Written problem:
Below is a block of records; reproduce all of them exactly and leave out any pictures.

Dataset extract:
§
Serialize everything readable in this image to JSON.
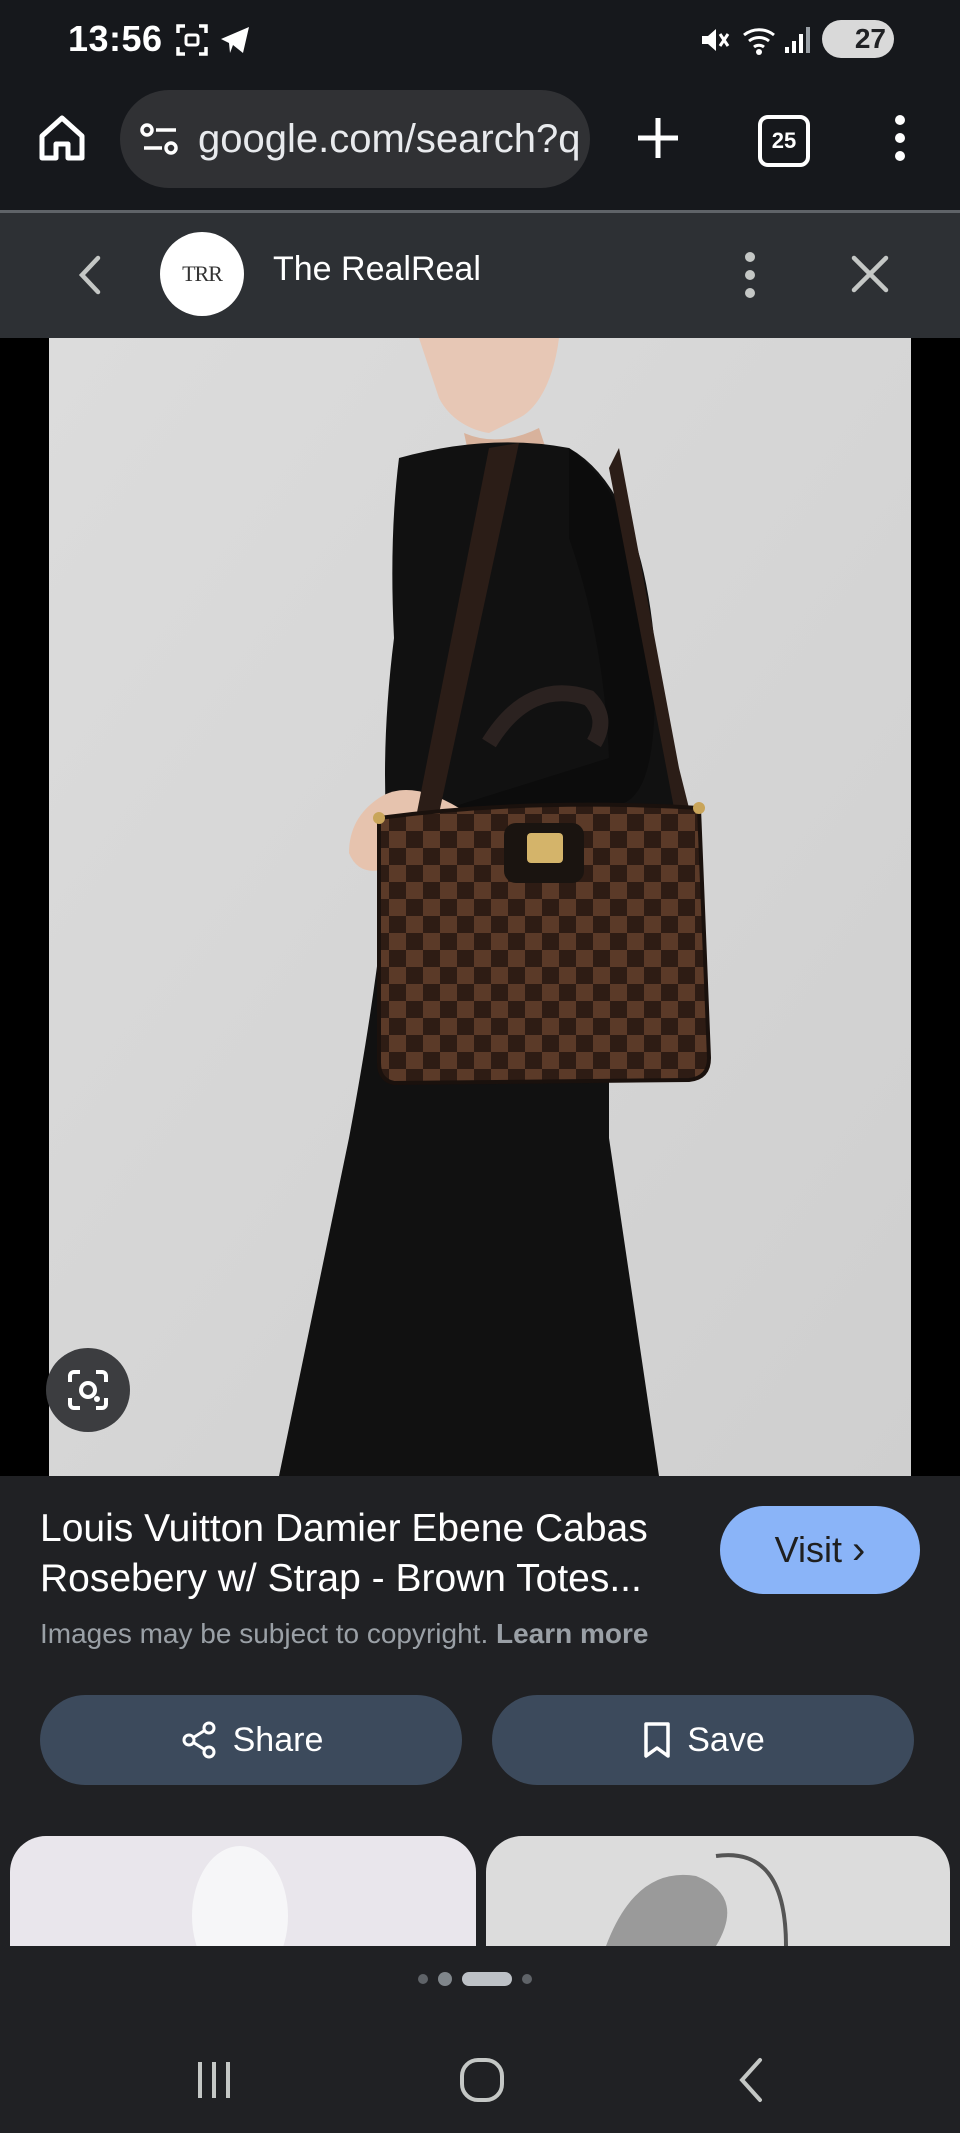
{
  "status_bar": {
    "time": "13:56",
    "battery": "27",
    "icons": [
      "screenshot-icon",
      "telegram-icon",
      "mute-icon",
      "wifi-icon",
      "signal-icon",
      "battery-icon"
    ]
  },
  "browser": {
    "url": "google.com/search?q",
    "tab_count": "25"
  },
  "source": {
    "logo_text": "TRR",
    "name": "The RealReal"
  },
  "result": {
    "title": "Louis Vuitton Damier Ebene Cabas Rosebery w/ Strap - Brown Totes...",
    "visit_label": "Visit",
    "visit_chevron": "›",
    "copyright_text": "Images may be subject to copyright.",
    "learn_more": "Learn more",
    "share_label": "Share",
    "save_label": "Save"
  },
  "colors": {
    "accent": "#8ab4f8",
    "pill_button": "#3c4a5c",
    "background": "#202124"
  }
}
§
Correct answer:
Serialize everything readable in this image to JSON.
{
  "status_bar": {
    "time": "13:56",
    "battery": "27",
    "icons": [
      "screenshot-icon",
      "telegram-icon",
      "mute-icon",
      "wifi-icon",
      "signal-icon",
      "battery-icon"
    ]
  },
  "browser": {
    "url": "google.com/search?q",
    "tab_count": "25"
  },
  "source": {
    "logo_text": "TRR",
    "name": "The RealReal"
  },
  "result": {
    "title": "Louis Vuitton Damier Ebene Cabas Rosebery w/ Strap - Brown Totes...",
    "visit_label": "Visit",
    "visit_chevron": "›",
    "copyright_text": "Images may be subject to copyright.",
    "learn_more": "Learn more",
    "share_label": "Share",
    "save_label": "Save"
  },
  "colors": {
    "accent": "#8ab4f8",
    "pill_button": "#3c4a5c",
    "background": "#202124"
  }
}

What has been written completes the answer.